▶ **Data listing**
_ _ _ _ _
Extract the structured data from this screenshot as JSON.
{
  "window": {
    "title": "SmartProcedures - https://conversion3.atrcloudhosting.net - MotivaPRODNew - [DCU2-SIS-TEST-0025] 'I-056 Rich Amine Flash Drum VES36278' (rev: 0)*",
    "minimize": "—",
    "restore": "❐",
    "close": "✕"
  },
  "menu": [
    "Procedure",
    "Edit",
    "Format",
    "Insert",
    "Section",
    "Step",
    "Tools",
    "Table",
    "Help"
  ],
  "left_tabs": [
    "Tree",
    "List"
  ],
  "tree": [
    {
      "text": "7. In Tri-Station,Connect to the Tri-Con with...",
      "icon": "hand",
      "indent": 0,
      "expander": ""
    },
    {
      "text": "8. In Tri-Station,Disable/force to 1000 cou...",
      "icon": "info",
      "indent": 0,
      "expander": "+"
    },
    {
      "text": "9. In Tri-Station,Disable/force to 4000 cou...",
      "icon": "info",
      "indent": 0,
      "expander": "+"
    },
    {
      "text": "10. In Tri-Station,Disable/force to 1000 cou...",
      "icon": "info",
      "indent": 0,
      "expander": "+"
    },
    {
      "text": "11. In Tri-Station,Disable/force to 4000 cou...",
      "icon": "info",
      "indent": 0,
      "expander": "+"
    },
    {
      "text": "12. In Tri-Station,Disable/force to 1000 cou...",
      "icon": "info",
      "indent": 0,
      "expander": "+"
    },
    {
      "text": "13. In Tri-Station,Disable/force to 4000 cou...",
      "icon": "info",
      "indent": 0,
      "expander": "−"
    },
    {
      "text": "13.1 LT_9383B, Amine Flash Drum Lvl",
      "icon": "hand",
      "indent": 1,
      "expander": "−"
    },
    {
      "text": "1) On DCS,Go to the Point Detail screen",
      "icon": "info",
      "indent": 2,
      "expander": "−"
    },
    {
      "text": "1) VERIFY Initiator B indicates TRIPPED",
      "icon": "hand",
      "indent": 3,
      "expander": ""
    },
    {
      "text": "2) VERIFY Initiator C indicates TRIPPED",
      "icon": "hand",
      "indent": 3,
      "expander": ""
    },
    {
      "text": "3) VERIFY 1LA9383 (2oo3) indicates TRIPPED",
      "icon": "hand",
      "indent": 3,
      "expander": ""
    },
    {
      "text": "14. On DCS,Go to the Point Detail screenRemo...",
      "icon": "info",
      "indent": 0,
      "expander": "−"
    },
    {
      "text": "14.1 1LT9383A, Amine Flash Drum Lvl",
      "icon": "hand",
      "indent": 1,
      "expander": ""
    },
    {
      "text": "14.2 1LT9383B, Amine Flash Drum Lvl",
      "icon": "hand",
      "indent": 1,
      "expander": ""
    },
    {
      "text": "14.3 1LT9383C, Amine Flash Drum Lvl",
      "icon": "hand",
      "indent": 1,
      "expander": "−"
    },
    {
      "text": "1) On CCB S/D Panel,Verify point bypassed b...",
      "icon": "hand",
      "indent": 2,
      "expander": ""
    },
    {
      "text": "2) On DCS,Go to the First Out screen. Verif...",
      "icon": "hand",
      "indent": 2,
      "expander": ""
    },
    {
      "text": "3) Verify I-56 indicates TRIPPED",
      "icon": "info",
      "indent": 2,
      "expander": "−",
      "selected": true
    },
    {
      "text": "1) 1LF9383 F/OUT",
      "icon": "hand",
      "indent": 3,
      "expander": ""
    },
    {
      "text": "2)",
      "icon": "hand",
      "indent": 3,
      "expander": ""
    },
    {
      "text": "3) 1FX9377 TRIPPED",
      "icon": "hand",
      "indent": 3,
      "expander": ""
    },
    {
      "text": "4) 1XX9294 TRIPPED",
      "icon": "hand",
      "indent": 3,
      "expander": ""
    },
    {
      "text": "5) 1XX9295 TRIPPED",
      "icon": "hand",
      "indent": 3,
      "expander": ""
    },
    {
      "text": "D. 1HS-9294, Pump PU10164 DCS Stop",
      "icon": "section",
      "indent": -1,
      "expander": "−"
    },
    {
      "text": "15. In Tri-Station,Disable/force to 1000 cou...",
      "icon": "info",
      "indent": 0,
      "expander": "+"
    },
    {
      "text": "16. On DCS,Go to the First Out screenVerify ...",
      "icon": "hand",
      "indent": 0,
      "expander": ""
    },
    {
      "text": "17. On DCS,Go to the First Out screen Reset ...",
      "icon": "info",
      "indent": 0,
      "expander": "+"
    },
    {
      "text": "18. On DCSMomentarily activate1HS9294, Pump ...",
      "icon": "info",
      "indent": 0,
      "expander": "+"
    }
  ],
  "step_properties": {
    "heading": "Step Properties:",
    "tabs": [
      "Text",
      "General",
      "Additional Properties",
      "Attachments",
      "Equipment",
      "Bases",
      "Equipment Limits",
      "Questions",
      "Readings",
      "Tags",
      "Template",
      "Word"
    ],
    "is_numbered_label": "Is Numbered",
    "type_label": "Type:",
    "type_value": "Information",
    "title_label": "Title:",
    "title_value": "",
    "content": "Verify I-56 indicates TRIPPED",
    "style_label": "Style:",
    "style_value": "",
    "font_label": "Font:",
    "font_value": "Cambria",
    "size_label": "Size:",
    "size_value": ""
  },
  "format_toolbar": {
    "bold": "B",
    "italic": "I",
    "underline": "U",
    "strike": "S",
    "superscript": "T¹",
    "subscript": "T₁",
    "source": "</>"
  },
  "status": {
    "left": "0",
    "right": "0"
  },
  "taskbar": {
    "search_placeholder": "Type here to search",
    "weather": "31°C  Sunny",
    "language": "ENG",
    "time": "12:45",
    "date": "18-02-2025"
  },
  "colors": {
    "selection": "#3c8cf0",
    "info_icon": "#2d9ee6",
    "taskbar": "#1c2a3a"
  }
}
_ _ _ _ _
▶ **Work instructions**
Return every line of the preceding records in which the word "indicates" appears.

▶ **Final result**
      "text": "1) VERIFY Initiator B indicates TRIPPED",
      "text": "2) VERIFY Initiator C indicates TRIPPED",
      "text": "3) VERIFY 1LA9383 (2oo3) indicates TRIPPED",
      "text": "3) Verify I-56 indicates TRIPPED",
    "content": "Verify I-56 indicates TRIPPED",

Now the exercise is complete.